> [Exercise directions]
Retype the data below without altering anything.

Recorded data start

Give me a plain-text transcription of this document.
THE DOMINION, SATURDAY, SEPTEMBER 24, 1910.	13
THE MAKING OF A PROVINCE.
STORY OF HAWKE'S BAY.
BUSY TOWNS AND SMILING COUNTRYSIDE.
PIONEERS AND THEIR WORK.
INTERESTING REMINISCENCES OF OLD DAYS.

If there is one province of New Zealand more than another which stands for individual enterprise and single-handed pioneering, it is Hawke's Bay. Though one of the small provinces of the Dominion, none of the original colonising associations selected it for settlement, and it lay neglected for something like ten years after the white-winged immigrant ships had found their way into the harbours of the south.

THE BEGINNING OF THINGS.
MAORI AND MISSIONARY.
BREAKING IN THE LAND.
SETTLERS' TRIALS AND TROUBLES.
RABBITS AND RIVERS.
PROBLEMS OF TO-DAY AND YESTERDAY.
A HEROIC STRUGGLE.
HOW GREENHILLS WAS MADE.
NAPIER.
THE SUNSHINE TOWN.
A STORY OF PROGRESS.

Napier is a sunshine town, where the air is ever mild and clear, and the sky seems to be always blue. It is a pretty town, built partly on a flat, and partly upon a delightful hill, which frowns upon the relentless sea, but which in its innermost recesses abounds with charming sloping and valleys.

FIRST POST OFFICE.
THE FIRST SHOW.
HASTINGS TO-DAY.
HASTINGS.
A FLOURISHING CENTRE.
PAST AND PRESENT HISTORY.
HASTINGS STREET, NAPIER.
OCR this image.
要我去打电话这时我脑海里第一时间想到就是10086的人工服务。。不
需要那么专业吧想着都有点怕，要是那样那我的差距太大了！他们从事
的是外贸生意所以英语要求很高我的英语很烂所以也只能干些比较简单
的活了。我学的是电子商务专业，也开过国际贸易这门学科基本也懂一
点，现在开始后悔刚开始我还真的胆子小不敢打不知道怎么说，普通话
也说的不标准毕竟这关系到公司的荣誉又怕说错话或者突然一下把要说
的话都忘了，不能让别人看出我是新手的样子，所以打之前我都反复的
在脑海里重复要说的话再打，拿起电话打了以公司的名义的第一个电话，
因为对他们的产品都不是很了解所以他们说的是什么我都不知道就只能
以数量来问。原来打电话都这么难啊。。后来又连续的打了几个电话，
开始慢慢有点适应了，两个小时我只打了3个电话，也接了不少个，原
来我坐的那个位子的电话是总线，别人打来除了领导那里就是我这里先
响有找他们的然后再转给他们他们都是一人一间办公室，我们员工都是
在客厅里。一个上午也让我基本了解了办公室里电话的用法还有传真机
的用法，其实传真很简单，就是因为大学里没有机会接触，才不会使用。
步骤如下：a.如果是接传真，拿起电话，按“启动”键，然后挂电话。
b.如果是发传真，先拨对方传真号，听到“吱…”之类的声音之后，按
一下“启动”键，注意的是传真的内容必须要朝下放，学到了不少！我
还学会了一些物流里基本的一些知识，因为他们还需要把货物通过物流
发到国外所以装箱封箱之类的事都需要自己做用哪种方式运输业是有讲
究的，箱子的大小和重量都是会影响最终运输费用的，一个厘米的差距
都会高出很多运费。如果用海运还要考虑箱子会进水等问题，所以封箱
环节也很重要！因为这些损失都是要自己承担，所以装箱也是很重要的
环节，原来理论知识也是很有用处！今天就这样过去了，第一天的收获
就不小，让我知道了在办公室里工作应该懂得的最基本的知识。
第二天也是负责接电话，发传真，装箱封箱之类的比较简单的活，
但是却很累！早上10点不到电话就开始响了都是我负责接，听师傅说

Recorded data end

> [Written solution]
Give me a plain-text transcription of this document.
THE DOMINION, SATURDAY, SEPTEMBER 24, 1910.	13
THE MAKING OF A PROVINCE.
STORY OF HAWKE'S BAY.
BUSY TOWNS AND SMILING COUNTRYSIDE.
PIONEERS AND THEIR WORK.
INTERESTING REMINISCENCES OF OLD DAYS.

If there is one province of New Zealand more than another which stands for individual enterprise and single-handed pioneering, it is Hawke's Bay. Though one of the small provinces of the Dominion, none of the original colonising associations selected it for settlement, and it lay neglected for something like ten years after the white-winged immigrant ships had found their way into the harbours of the south.

THE BEGINNING OF THINGS.
MAORI AND MISSIONARY.
BREAKING IN THE LAND.
SETTLERS' TRIALS AND TROUBLES.
RABBITS AND RIVERS.
PROBLEMS OF TO-DAY AND YESTERDAY.
A HEROIC STRUGGLE.
HOW GREENHILLS WAS MADE.
NAPIER.
THE SUNSHINE TOWN.
A STORY OF PROGRESS.

Napier is a sunshine town, where the air is ever mild and clear, and the sky seems to be always blue. It is a pretty town, built partly on a flat, and partly upon a delightful hill, which frowns upon the relentless sea, but which in its innermost recesses abounds with charming sloping and valleys.

FIRST POST OFFICE.
THE FIRST SHOW.
HASTINGS TO-DAY.
HASTINGS.
A FLOURISHING CENTRE.
PAST AND PRESENT HISTORY.
HASTINGS STREET, NAPIER.
OCR this image.
要我去打电话这时我脑海里第一时间想到就是10086的人工服务。。不
需要那么专业吧想着都有点怕，要是那样那我的差距太大了！他们从事
的是外贸生意所以英语要求很高我的英语很烂所以也只能干些比较简单
的活了。我学的是电子商务专业，也开过国际贸易这门学科基本也懂一
点，现在开始后悔刚开始我还真的胆子小不敢打不知道怎么说，普通话
也说的不标准毕竟这关系到公司的荣誉又怕说错话或者突然一下把要说
的话都忘了，不能让别人看出我是新手的样子，所以打之前我都反复的
在脑海里重复要说的话再打，拿起电话打了以公司的名义的第一个电话，
因为对他们的产品都不是很了解所以他们说的是什么我都不知道就只能
以数量来问。原来打电话都这么难啊。。后来又连续的打了几个电话，
开始慢慢有点适应了，两个小时我只打了3个电话，也接了不少个，原
来我坐的那个位子的电话是总线，别人打来除了领导那里就是我这里先
响有找他们的然后再转给他们他们都是一人一间办公室，我们员工都是
在客厅里。一个上午也让我基本了解了办公室里电话的用法还有传真机
的用法，其实传真很简单，就是因为大学里没有机会接触，才不会使用。
步骤如下：a.如果是接传真，拿起电话，按“启动”键，然后挂电话。
b.如果是发传真，先拨对方传真号，听到“吱…”之类的声音之后，按
一下“启动”键，注意的是传真的内容必须要朝下放，学到了不少！我
还学会了一些物流里基本的一些知识，因为他们还需要把货物通过物流
发到国外所以装箱封箱之类的事都需要自己做用哪种方式运输业是有讲
究的，箱子的大小和重量都是会影响最终运输费用的，一个厘米的差距
都会高出很多运费。如果用海运还要考虑箱子会进水等问题，所以封箱
环节也很重要！因为这些损失都是要自己承担，所以装箱也是很重要的
环节，原来理论知识也是很有用处！今天就这样过去了，第一天的收获
就不小，让我知道了在办公室里工作应该懂得的最基本的知识。
第二天也是负责接电话，发传真，装箱封箱之类的比较简单的活，
但是却很累！早上10点不到电话就开始响了都是我负责接，听师傅说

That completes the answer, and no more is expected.